Problem to work on
Your task is to transcribe the data in full.

Stored rows
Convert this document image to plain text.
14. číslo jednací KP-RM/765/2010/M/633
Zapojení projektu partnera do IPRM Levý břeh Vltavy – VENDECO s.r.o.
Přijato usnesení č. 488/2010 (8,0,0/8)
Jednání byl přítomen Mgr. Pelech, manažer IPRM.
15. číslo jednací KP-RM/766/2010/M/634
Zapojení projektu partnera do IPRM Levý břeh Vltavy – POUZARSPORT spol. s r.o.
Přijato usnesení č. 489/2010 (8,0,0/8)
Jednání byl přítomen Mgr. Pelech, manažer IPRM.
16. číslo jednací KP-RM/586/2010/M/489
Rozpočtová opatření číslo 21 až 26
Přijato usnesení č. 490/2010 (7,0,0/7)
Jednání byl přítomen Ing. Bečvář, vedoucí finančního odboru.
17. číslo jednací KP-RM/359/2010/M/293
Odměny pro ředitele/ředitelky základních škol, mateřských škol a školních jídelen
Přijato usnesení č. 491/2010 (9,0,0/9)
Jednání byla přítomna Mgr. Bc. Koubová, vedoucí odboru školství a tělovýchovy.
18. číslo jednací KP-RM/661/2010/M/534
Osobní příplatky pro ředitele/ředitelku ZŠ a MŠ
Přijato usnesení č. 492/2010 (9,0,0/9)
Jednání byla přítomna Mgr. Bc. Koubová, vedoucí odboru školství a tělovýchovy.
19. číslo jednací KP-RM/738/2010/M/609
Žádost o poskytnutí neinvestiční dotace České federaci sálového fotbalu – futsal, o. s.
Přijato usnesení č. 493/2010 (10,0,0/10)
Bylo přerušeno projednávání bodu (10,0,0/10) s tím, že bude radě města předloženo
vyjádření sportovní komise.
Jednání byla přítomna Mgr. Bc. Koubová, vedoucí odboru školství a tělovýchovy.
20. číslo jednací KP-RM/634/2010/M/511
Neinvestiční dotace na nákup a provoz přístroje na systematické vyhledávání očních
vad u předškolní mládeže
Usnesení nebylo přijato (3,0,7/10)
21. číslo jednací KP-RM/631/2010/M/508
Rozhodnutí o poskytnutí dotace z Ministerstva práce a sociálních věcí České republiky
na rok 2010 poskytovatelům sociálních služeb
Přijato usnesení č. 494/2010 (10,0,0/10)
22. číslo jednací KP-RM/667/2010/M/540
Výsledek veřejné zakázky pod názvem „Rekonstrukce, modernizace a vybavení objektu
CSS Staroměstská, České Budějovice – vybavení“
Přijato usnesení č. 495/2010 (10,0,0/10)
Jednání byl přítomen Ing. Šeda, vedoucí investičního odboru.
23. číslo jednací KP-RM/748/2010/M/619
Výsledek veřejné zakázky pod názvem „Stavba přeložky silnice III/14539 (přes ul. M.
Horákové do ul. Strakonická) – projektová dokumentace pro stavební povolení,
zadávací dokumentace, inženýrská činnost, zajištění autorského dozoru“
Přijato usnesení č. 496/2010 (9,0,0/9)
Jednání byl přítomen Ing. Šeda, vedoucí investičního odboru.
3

Response
Convert this document image to plain text.
14. číslo jednací KP-RM/765/2010/M/633
Zapojení projektu partnera do IPRM Levý břeh Vltavy – VENDECO s.r.o.
Přijato usnesení č. 488/2010 (8,0,0/8)
Jednání byl přítomen Mgr. Pelech, manažer IPRM.
15. číslo jednací KP-RM/766/2010/M/634
Zapojení projektu partnera do IPRM Levý břeh Vltavy – POUZARSPORT spol. s r.o.
Přijato usnesení č. 489/2010 (8,0,0/8)
Jednání byl přítomen Mgr. Pelech, manažer IPRM.
16. číslo jednací KP-RM/586/2010/M/489
Rozpočtová opatření číslo 21 až 26
Přijato usnesení č. 490/2010 (7,0,0/7)
Jednání byl přítomen Ing. Bečvář, vedoucí finančního odboru.
17. číslo jednací KP-RM/359/2010/M/293
Odměny pro ředitele/ředitelky základních škol, mateřských škol a školních jídelen
Přijato usnesení č. 491/2010 (9,0,0/9)
Jednání byla přítomna Mgr. Bc. Koubová, vedoucí odboru školství a tělovýchovy.
18. číslo jednací KP-RM/661/2010/M/534
Osobní příplatky pro ředitele/ředitelku ZŠ a MŠ
Přijato usnesení č. 492/2010 (9,0,0/9)
Jednání byla přítomna Mgr. Bc. Koubová, vedoucí odboru školství a tělovýchovy.
19. číslo jednací KP-RM/738/2010/M/609
Žádost o poskytnutí neinvestiční dotace České federaci sálového fotbalu – futsal, o. s.
Přijato usnesení č. 493/2010 (10,0,0/10)
Bylo přerušeno projednávání bodu (10,0,0/10) s tím, že bude radě města předloženo
vyjádření sportovní komise.
Jednání byla přítomna Mgr. Bc. Koubová, vedoucí odboru školství a tělovýchovy.
20. číslo jednací KP-RM/634/2010/M/511
Neinvestiční dotace na nákup a provoz přístroje na systematické vyhledávání očních
vad u předškolní mládeže
Usnesení nebylo přijato (3,0,7/10)
21. číslo jednací KP-RM/631/2010/M/508
Rozhodnutí o poskytnutí dotace z Ministerstva práce a sociálních věcí České republiky
na rok 2010 poskytovatelům sociálních služeb
Přijato usnesení č. 494/2010 (10,0,0/10)
22. číslo jednací KP-RM/667/2010/M/540
Výsledek veřejné zakázky pod názvem „Rekonstrukce, modernizace a vybavení objektu
CSS Staroměstská, České Budějovice – vybavení“
Přijato usnesení č. 495/2010 (10,0,0/10)
Jednání byl přítomen Ing. Šeda, vedoucí investičního odboru.
23. číslo jednací KP-RM/748/2010/M/619
Výsledek veřejné zakázky pod názvem „Stavba přeložky silnice III/14539 (přes ul. M.
Horákové do ul. Strakonická) – projektová dokumentace pro stavební povolení,
zadávací dokumentace, inženýrská činnost, zajištění autorského dozoru“
Přijato usnesení č. 496/2010 (9,0,0/9)
Jednání byl přítomen Ing. Šeda, vedoucí investičního odboru.
3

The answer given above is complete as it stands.